REQUIREMENTS: Every entry must be duplicated precisely as written.

** Start of GIVEN DATA **

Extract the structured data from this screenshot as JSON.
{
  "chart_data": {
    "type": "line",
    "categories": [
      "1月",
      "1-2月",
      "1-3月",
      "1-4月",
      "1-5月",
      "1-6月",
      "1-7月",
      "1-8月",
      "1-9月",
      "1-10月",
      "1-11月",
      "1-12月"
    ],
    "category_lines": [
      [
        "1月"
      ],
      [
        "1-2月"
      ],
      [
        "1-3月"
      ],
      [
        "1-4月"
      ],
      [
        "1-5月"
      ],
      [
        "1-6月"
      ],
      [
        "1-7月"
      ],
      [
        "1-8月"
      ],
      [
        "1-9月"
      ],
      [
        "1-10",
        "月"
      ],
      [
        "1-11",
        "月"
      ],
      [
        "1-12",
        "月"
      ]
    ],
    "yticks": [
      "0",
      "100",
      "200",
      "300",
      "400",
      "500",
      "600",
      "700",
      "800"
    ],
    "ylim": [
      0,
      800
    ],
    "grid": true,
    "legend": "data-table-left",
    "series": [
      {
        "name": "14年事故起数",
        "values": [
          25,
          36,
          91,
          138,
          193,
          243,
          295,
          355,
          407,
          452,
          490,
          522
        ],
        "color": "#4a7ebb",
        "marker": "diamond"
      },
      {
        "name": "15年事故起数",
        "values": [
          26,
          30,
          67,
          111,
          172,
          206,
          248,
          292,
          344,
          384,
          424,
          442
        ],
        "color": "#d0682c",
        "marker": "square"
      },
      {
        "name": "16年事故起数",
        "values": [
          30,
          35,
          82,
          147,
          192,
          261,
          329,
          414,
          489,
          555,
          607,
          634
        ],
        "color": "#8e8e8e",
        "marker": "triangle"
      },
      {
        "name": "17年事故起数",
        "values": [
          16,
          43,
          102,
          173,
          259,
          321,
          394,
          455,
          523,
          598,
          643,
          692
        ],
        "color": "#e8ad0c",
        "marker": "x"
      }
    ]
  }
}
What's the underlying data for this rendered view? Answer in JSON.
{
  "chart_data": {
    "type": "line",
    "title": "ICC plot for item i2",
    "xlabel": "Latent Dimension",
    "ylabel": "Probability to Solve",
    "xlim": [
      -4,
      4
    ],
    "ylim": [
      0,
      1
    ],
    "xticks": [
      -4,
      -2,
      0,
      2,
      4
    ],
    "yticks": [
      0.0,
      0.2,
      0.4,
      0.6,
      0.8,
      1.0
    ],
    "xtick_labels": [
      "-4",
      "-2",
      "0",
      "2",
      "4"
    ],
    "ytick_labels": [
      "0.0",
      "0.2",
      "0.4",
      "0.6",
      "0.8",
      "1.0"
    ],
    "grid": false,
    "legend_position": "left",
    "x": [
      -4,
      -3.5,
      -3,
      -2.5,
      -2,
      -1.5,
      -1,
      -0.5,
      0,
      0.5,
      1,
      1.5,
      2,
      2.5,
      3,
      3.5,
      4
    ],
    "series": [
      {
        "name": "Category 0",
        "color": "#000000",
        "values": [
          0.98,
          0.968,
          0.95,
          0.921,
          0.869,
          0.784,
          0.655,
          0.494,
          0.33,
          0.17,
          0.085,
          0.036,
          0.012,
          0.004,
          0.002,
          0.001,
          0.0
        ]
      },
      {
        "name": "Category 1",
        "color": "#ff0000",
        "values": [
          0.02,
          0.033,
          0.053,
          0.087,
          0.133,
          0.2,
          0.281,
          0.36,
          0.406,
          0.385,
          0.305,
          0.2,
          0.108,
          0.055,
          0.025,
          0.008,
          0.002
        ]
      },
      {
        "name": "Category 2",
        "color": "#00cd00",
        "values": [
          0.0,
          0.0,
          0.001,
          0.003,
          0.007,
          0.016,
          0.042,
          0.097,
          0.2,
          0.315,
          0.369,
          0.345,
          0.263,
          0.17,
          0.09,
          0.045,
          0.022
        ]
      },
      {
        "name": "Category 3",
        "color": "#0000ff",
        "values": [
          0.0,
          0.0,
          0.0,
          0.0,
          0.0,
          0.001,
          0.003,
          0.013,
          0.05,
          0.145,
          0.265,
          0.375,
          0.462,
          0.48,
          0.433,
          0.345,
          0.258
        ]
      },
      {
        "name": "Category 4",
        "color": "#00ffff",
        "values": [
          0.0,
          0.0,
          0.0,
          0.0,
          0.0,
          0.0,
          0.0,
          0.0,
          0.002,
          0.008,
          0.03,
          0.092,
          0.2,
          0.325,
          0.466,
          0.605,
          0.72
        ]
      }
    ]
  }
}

** End of GIVEN DATA **

COMPLETE ANSWER:
Extract the structured data from this screenshot as JSON.
{
  "chart_data": {
    "type": "line",
    "categories": [
      "1月",
      "1-2月",
      "1-3月",
      "1-4月",
      "1-5月",
      "1-6月",
      "1-7月",
      "1-8月",
      "1-9月",
      "1-10月",
      "1-11月",
      "1-12月"
    ],
    "category_lines": [
      [
        "1月"
      ],
      [
        "1-2月"
      ],
      [
        "1-3月"
      ],
      [
        "1-4月"
      ],
      [
        "1-5月"
      ],
      [
        "1-6月"
      ],
      [
        "1-7月"
      ],
      [
        "1-8月"
      ],
      [
        "1-9月"
      ],
      [
        "1-10",
        "月"
      ],
      [
        "1-11",
        "月"
      ],
      [
        "1-12",
        "月"
      ]
    ],
    "yticks": [
      "0",
      "100",
      "200",
      "300",
      "400",
      "500",
      "600",
      "700",
      "800"
    ],
    "ylim": [
      0,
      800
    ],
    "grid": true,
    "legend": "data-table-left",
    "series": [
      {
        "name": "14年事故起数",
        "values": [
          25,
          36,
          91,
          138,
          193,
          243,
          295,
          355,
          407,
          452,
          490,
          522
        ],
        "color": "#4a7ebb",
        "marker": "diamond"
      },
      {
        "name": "15年事故起数",
        "values": [
          26,
          30,
          67,
          111,
          172,
          206,
          248,
          292,
          344,
          384,
          424,
          442
        ],
        "color": "#d0682c",
        "marker": "square"
      },
      {
        "name": "16年事故起数",
        "values": [
          30,
          35,
          82,
          147,
          192,
          261,
          329,
          414,
          489,
          555,
          607,
          634
        ],
        "color": "#8e8e8e",
        "marker": "triangle"
      },
      {
        "name": "17年事故起数",
        "values": [
          16,
          43,
          102,
          173,
          259,
          321,
          394,
          455,
          523,
          598,
          643,
          692
        ],
        "color": "#e8ad0c",
        "marker": "x"
      }
    ]
  }
}
What's the underlying data for this rendered view? Answer in JSON.
{
  "chart_data": {
    "type": "line",
    "title": "ICC plot for item i2",
    "xlabel": "Latent Dimension",
    "ylabel": "Probability to Solve",
    "xlim": [
      -4,
      4
    ],
    "ylim": [
      0,
      1
    ],
    "xticks": [
      -4,
      -2,
      0,
      2,
      4
    ],
    "yticks": [
      0.0,
      0.2,
      0.4,
      0.6,
      0.8,
      1.0
    ],
    "xtick_labels": [
      "-4",
      "-2",
      "0",
      "2",
      "4"
    ],
    "ytick_labels": [
      "0.0",
      "0.2",
      "0.4",
      "0.6",
      "0.8",
      "1.0"
    ],
    "grid": false,
    "legend_position": "left",
    "x": [
      -4,
      -3.5,
      -3,
      -2.5,
      -2,
      -1.5,
      -1,
      -0.5,
      0,
      0.5,
      1,
      1.5,
      2,
      2.5,
      3,
      3.5,
      4
    ],
    "series": [
      {
        "name": "Category 0",
        "color": "#000000",
        "values": [
          0.98,
          0.968,
          0.95,
          0.921,
          0.869,
          0.784,
          0.655,
          0.494,
          0.33,
          0.17,
          0.085,
          0.036,
          0.012,
          0.004,
          0.002,
          0.001,
          0.0
        ]
      },
      {
        "name": "Category 1",
        "color": "#ff0000",
        "values": [
          0.02,
          0.033,
          0.053,
          0.087,
          0.133,
          0.2,
          0.281,
          0.36,
          0.406,
          0.385,
          0.305,
          0.2,
          0.108,
          0.055,
          0.025,
          0.008,
          0.002
        ]
      },
      {
        "name": "Category 2",
        "color": "#00cd00",
        "values": [
          0.0,
          0.0,
          0.001,
          0.003,
          0.007,
          0.016,
          0.042,
          0.097,
          0.2,
          0.315,
          0.369,
          0.345,
          0.263,
          0.17,
          0.09,
          0.045,
          0.022
        ]
      },
      {
        "name": "Category 3",
        "color": "#0000ff",
        "values": [
          0.0,
          0.0,
          0.0,
          0.0,
          0.0,
          0.001,
          0.003,
          0.013,
          0.05,
          0.145,
          0.265,
          0.375,
          0.462,
          0.48,
          0.433,
          0.345,
          0.258
        ]
      },
      {
        "name": "Category 4",
        "color": "#00ffff",
        "values": [
          0.0,
          0.0,
          0.0,
          0.0,
          0.0,
          0.0,
          0.0,
          0.0,
          0.002,
          0.008,
          0.03,
          0.092,
          0.2,
          0.325,
          0.466,
          0.605,
          0.72
        ]
      }
    ]
  }
}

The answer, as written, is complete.